__WRITTEN TASK__
Pick out every line of the records that contains the string "清洗维护台账", and copy each one. Case counts.

__PROVIDED MATERIAL__
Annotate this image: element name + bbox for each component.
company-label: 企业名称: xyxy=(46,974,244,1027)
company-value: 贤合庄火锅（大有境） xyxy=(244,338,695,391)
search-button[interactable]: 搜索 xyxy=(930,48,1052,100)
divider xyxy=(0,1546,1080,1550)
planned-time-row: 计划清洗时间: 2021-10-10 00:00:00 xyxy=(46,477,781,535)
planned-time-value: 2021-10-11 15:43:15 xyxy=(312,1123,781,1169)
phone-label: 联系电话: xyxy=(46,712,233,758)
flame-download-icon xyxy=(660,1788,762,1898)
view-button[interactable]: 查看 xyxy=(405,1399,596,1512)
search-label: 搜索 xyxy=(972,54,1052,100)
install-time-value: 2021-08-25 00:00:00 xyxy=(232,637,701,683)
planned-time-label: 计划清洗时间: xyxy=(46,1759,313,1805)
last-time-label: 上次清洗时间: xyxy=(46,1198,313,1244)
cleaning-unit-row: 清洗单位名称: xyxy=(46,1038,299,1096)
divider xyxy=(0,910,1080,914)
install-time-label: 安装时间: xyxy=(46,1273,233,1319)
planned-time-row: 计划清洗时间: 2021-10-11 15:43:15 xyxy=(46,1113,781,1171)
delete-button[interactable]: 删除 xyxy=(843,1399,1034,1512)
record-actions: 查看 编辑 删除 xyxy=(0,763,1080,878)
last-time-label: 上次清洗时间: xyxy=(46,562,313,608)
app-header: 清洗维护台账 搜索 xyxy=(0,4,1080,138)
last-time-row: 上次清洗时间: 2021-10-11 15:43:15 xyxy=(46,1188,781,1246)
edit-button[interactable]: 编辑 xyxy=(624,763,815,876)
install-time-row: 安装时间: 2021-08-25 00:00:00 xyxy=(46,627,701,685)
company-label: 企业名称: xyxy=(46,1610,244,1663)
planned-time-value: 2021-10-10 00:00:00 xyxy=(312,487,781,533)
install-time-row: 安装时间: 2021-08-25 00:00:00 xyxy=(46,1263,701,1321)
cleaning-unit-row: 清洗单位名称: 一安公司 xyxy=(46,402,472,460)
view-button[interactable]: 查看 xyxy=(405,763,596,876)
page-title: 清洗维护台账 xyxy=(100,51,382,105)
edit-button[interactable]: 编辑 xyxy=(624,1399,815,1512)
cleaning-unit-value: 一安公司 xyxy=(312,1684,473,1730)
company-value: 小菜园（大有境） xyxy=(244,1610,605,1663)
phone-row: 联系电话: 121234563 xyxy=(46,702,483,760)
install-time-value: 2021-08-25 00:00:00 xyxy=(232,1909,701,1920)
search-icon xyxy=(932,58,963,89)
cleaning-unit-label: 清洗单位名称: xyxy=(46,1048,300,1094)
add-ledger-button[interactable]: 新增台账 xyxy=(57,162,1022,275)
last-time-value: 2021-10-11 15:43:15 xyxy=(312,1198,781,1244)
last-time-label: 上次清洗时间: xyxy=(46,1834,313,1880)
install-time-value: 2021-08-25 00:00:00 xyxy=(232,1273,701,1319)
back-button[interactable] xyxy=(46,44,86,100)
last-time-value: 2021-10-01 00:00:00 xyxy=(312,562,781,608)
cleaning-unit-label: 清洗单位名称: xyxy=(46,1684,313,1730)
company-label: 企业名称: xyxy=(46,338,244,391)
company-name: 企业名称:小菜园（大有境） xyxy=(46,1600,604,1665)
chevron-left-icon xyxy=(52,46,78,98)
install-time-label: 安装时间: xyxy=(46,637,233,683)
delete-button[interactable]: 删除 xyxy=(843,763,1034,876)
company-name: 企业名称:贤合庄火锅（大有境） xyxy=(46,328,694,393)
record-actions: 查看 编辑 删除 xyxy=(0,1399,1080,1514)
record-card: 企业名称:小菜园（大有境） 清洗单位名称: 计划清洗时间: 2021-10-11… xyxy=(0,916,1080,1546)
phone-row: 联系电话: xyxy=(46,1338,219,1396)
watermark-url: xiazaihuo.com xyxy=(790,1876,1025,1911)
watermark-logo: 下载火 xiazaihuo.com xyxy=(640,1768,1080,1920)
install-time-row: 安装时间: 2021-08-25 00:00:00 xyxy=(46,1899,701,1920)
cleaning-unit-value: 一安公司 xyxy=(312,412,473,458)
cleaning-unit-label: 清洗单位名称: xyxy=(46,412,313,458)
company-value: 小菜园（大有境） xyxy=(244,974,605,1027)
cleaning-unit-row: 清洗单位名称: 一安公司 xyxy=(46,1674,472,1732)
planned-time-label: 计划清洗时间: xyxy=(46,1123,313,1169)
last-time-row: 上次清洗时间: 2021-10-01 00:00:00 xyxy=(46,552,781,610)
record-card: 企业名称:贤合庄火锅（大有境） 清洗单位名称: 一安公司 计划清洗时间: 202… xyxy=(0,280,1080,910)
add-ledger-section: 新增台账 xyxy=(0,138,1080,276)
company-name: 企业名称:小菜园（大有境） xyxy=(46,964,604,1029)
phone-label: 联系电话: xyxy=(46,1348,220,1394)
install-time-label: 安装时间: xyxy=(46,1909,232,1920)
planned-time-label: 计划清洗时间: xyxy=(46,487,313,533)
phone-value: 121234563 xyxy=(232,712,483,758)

==

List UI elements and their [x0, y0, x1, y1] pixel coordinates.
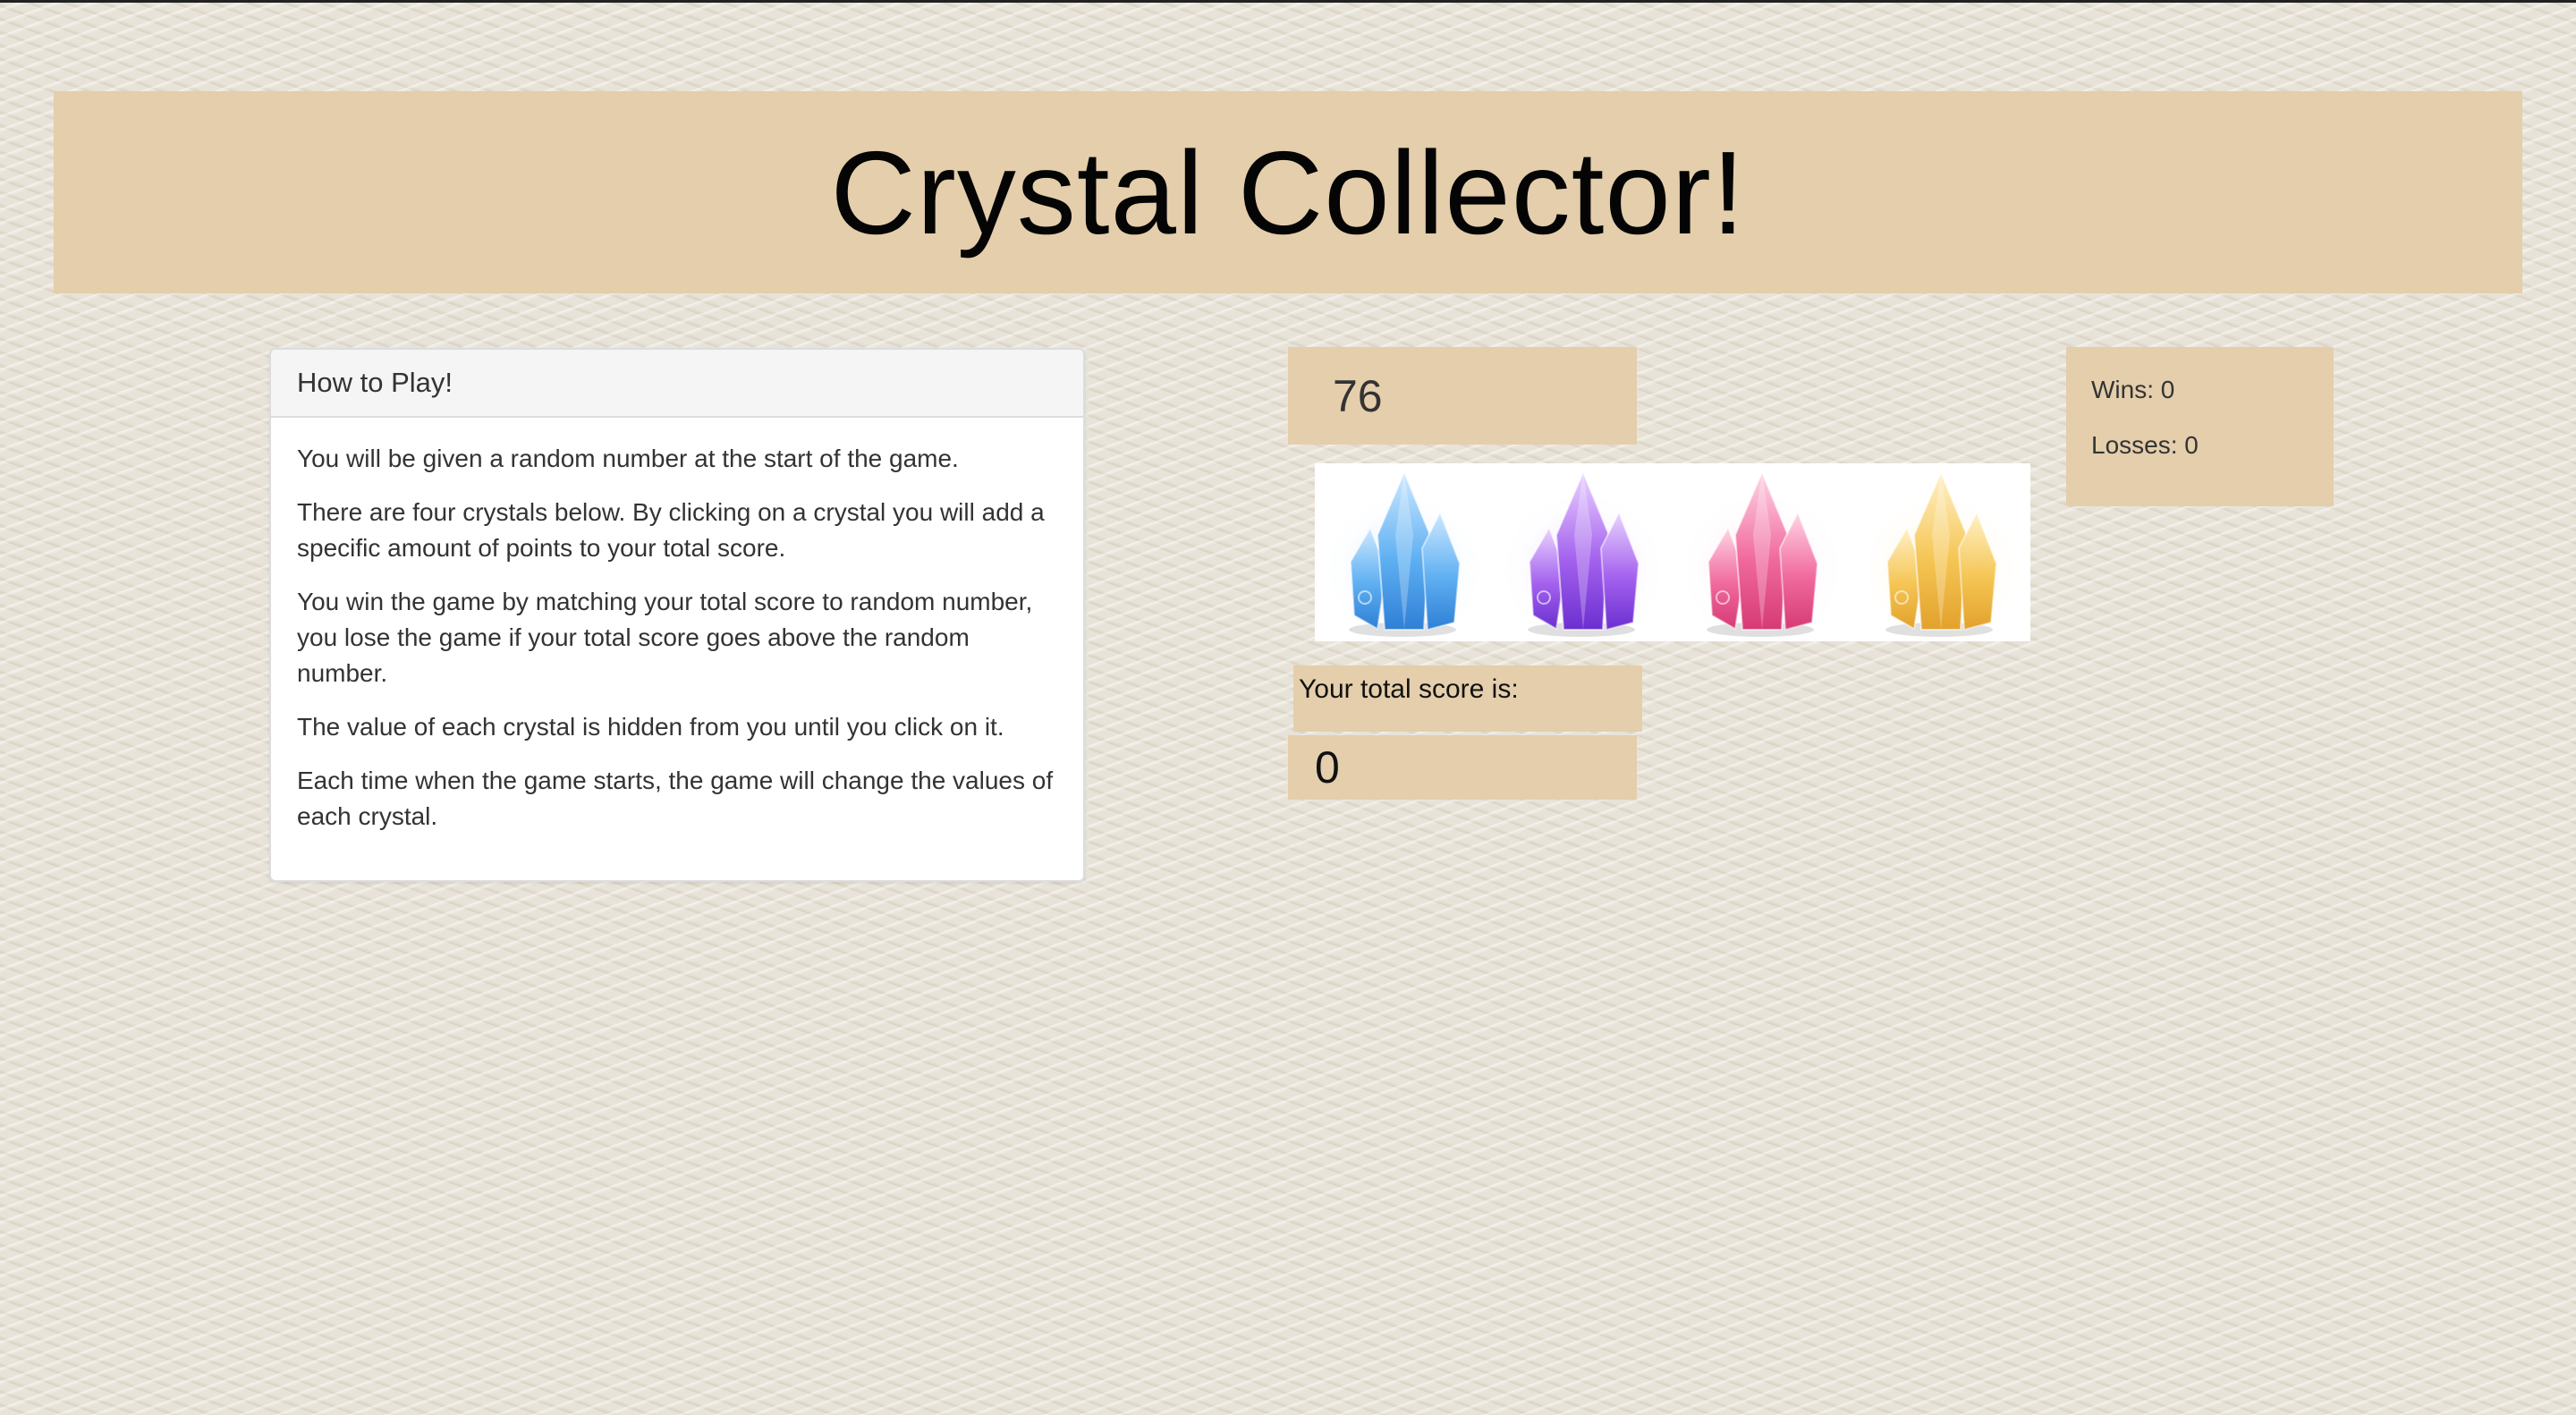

__EXERCISE RESPONSE__
app-header: 清洗维护台账 搜索 xyxy=(0,4,1080,138)
page-title: 清洗维护台账 xyxy=(100,51,382,105)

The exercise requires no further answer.